** Start Dataset extract **

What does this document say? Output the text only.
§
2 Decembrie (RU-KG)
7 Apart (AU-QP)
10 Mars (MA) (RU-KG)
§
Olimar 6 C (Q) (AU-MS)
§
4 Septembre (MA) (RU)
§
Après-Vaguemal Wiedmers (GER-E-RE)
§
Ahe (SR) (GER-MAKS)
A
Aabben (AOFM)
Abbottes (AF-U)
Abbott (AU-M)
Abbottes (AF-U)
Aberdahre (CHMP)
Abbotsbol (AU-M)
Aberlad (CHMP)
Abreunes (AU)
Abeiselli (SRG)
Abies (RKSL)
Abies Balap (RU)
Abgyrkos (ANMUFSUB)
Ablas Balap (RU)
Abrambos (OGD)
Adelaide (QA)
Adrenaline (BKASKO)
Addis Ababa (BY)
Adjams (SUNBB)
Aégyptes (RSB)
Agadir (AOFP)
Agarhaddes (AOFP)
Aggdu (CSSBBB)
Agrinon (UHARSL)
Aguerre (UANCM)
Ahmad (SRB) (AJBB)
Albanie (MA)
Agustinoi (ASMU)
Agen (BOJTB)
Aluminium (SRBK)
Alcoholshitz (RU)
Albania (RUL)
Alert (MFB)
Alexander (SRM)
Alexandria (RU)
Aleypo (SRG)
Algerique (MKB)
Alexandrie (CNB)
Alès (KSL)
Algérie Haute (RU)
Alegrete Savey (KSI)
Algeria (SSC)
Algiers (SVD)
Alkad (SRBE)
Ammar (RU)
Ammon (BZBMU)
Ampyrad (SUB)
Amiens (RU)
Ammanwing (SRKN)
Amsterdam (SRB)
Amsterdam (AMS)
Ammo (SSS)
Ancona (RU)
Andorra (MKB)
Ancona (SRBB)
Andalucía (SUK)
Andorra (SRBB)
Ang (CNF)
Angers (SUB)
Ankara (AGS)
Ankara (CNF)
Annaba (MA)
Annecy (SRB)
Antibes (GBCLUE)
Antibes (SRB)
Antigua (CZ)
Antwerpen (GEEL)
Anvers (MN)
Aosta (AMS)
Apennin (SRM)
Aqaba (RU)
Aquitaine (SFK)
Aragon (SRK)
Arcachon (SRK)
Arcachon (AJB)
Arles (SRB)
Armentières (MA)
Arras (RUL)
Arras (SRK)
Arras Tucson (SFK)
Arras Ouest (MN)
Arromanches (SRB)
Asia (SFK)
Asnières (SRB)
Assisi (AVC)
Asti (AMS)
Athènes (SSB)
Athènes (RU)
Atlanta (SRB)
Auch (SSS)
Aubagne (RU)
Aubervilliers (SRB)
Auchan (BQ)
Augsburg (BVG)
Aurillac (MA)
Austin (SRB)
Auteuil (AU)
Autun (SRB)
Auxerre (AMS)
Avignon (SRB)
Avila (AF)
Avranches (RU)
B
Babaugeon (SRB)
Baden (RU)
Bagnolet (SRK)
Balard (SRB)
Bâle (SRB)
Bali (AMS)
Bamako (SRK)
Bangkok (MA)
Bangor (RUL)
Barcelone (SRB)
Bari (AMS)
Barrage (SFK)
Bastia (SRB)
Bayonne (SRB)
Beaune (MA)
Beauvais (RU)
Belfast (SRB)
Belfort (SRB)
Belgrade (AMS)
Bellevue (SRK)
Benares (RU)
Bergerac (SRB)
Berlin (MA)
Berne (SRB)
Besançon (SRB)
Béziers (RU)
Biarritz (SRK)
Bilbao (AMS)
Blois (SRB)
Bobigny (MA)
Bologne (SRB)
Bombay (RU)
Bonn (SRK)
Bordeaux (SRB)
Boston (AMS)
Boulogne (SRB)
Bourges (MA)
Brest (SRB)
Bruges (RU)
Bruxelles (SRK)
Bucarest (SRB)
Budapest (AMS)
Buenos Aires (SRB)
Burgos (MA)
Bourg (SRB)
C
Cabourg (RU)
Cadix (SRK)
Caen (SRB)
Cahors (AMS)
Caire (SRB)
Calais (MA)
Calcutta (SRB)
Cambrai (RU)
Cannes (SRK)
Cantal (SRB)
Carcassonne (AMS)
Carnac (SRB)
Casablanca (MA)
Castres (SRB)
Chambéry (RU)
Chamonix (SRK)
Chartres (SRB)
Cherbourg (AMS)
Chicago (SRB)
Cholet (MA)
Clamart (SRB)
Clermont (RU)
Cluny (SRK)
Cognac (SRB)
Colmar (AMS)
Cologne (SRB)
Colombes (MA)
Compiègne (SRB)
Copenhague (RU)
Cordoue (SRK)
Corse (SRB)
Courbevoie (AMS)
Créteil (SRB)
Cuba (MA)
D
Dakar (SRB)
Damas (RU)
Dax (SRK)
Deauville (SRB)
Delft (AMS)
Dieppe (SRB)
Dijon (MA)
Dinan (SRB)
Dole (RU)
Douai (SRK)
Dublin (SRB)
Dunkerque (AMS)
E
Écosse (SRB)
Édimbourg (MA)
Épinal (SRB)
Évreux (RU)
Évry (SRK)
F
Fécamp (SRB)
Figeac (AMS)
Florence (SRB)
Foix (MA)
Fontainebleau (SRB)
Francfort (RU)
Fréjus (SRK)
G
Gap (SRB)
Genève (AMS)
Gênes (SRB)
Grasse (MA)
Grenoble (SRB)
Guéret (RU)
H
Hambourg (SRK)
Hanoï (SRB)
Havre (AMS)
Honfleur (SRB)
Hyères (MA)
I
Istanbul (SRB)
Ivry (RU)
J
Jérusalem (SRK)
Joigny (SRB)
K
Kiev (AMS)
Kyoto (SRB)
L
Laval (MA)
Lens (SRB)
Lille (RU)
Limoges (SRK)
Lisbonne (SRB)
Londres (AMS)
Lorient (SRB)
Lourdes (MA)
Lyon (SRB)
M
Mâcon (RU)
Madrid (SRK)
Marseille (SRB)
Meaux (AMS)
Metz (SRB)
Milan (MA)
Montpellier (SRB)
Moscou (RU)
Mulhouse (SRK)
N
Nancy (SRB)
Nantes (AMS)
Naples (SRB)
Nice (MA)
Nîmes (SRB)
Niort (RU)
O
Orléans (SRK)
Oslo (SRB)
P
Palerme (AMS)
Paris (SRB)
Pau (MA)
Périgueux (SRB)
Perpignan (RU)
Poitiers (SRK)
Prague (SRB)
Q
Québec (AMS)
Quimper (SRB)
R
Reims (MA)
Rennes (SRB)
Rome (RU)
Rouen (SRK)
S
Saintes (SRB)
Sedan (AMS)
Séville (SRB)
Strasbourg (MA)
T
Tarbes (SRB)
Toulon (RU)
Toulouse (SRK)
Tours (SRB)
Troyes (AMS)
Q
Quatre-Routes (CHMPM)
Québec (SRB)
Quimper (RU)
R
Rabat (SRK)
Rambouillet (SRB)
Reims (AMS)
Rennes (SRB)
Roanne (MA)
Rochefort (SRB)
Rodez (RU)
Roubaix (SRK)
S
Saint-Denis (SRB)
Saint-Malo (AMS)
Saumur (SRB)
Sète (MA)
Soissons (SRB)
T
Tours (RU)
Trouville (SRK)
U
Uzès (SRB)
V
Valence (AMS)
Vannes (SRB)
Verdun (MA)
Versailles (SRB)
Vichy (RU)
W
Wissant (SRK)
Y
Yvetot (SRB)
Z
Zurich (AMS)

** End Dataset extract **

• [Problem requirements]: Write every line of the material above again, exactly.

• [Completed task]:
What does this document say? Output the text only.
§
2 Decembrie (RU-KG)
7 Apart (AU-QP)
10 Mars (MA) (RU-KG)
§
Olimar 6 C (Q) (AU-MS)
§
4 Septembre (MA) (RU)
§
Après-Vaguemal Wiedmers (GER-E-RE)
§
Ahe (SR) (GER-MAKS)
A
Aabben (AOFM)
Abbottes (AF-U)
Abbott (AU-M)
Abbottes (AF-U)
Aberdahre (CHMP)
Abbotsbol (AU-M)
Aberlad (CHMP)
Abreunes (AU)
Abeiselli (SRG)
Abies (RKSL)
Abies Balap (RU)
Abgyrkos (ANMUFSUB)
Ablas Balap (RU)
Abrambos (OGD)
Adelaide (QA)
Adrenaline (BKASKO)
Addis Ababa (BY)
Adjams (SUNBB)
Aégyptes (RSB)
Agadir (AOFP)
Agarhaddes (AOFP)
Aggdu (CSSBBB)
Agrinon (UHARSL)
Aguerre (UANCM)
Ahmad (SRB) (AJBB)
Albanie (MA)
Agustinoi (ASMU)
Agen (BOJTB)
Aluminium (SRBK)
Alcoholshitz (RU)
Albania (RUL)
Alert (MFB)
Alexander (SRM)
Alexandria (RU)
Aleypo (SRG)
Algerique (MKB)
Alexandrie (CNB)
Alès (KSL)
Algérie Haute (RU)
Alegrete Savey (KSI)
Algeria (SSC)
Algiers (SVD)
Alkad (SRBE)
Ammar (RU)
Ammon (BZBMU)
Ampyrad (SUB)
Amiens (RU)
Ammanwing (SRKN)
Amsterdam (SRB)
Amsterdam (AMS)
Ammo (SSS)
Ancona (RU)
Andorra (MKB)
Ancona (SRBB)
Andalucía (SUK)
Andorra (SRBB)
Ang (CNF)
Angers (SUB)
Ankara (AGS)
Ankara (CNF)
Annaba (MA)
Annecy (SRB)
Antibes (GBCLUE)
Antibes (SRB)
Antigua (CZ)
Antwerpen (GEEL)
Anvers (MN)
Aosta (AMS)
Apennin (SRM)
Aqaba (RU)
Aquitaine (SFK)
Aragon (SRK)
Arcachon (SRK)
Arcachon (AJB)
Arles (SRB)
Armentières (MA)
Arras (RUL)
Arras (SRK)
Arras Tucson (SFK)
Arras Ouest (MN)
Arromanches (SRB)
Asia (SFK)
Asnières (SRB)
Assisi (AVC)
Asti (AMS)
Athènes (SSB)
Athènes (RU)
Atlanta (SRB)
Auch (SSS)
Aubagne (RU)
Aubervilliers (SRB)
Auchan (BQ)
Augsburg (BVG)
Aurillac (MA)
Austin (SRB)
Auteuil (AU)
Autun (SRB)
Auxerre (AMS)
Avignon (SRB)
Avila (AF)
Avranches (RU)
B
Babaugeon (SRB)
Baden (RU)
Bagnolet (SRK)
Balard (SRB)
Bâle (SRB)
Bali (AMS)
Bamako (SRK)
Bangkok (MA)
Bangor (RUL)
Barcelone (SRB)
Bari (AMS)
Barrage (SFK)
Bastia (SRB)
Bayonne (SRB)
Beaune (MA)
Beauvais (RU)
Belfast (SRB)
Belfort (SRB)
Belgrade (AMS)
Bellevue (SRK)
Benares (RU)
Bergerac (SRB)
Berlin (MA)
Berne (SRB)
Besançon (SRB)
Béziers (RU)
Biarritz (SRK)
Bilbao (AMS)
Blois (SRB)
Bobigny (MA)
Bologne (SRB)
Bombay (RU)
Bonn (SRK)
Bordeaux (SRB)
Boston (AMS)
Boulogne (SRB)
Bourges (MA)
Brest (SRB)
Bruges (RU)
Bruxelles (SRK)
Bucarest (SRB)
Budapest (AMS)
Buenos Aires (SRB)
Burgos (MA)
Bourg (SRB)
C
Cabourg (RU)
Cadix (SRK)
Caen (SRB)
Cahors (AMS)
Caire (SRB)
Calais (MA)
Calcutta (SRB)
Cambrai (RU)
Cannes (SRK)
Cantal (SRB)
Carcassonne (AMS)
Carnac (SRB)
Casablanca (MA)
Castres (SRB)
Chambéry (RU)
Chamonix (SRK)
Chartres (SRB)
Cherbourg (AMS)
Chicago (SRB)
Cholet (MA)
Clamart (SRB)
Clermont (RU)
Cluny (SRK)
Cognac (SRB)
Colmar (AMS)
Cologne (SRB)
Colombes (MA)
Compiègne (SRB)
Copenhague (RU)
Cordoue (SRK)
Corse (SRB)
Courbevoie (AMS)
Créteil (SRB)
Cuba (MA)
D
Dakar (SRB)
Damas (RU)
Dax (SRK)
Deauville (SRB)
Delft (AMS)
Dieppe (SRB)
Dijon (MA)
Dinan (SRB)
Dole (RU)
Douai (SRK)
Dublin (SRB)
Dunkerque (AMS)
E
Écosse (SRB)
Édimbourg (MA)
Épinal (SRB)
Évreux (RU)
Évry (SRK)
F
Fécamp (SRB)
Figeac (AMS)
Florence (SRB)
Foix (MA)
Fontainebleau (SRB)
Francfort (RU)
Fréjus (SRK)
G
Gap (SRB)
Genève (AMS)
Gênes (SRB)
Grasse (MA)
Grenoble (SRB)
Guéret (RU)
H
Hambourg (SRK)
Hanoï (SRB)
Havre (AMS)
Honfleur (SRB)
Hyères (MA)
I
Istanbul (SRB)
Ivry (RU)
J
Jérusalem (SRK)
Joigny (SRB)
K
Kiev (AMS)
Kyoto (SRB)
L
Laval (MA)
Lens (SRB)
Lille (RU)
Limoges (SRK)
Lisbonne (SRB)
Londres (AMS)
Lorient (SRB)
Lourdes (MA)
Lyon (SRB)
M
Mâcon (RU)
Madrid (SRK)
Marseille (SRB)
Meaux (AMS)
Metz (SRB)
Milan (MA)
Montpellier (SRB)
Moscou (RU)
Mulhouse (SRK)
N
Nancy (SRB)
Nantes (AMS)
Naples (SRB)
Nice (MA)
Nîmes (SRB)
Niort (RU)
O
Orléans (SRK)
Oslo (SRB)
P
Palerme (AMS)
Paris (SRB)
Pau (MA)
Périgueux (SRB)
Perpignan (RU)
Poitiers (SRK)
Prague (SRB)
Q
Québec (AMS)
Quimper (SRB)
R
Reims (MA)
Rennes (SRB)
Rome (RU)
Rouen (SRK)
S
Saintes (SRB)
Sedan (AMS)
Séville (SRB)
Strasbourg (MA)
T
Tarbes (SRB)
Toulon (RU)
Toulouse (SRK)
Tours (SRB)
Troyes (AMS)
Q
Quatre-Routes (CHMPM)
Québec (SRB)
Quimper (RU)
R
Rabat (SRK)
Rambouillet (SRB)
Reims (AMS)
Rennes (SRB)
Roanne (MA)
Rochefort (SRB)
Rodez (RU)
Roubaix (SRK)
S
Saint-Denis (SRB)
Saint-Malo (AMS)
Saumur (SRB)
Sète (MA)
Soissons (SRB)
T
Tours (RU)
Trouville (SRK)
U
Uzès (SRB)
V
Valence (AMS)
Vannes (SRB)
Verdun (MA)
Versailles (SRB)
Vichy (RU)
W
Wissant (SRK)
Y
Yvetot (SRB)
Z
Zurich (AMS)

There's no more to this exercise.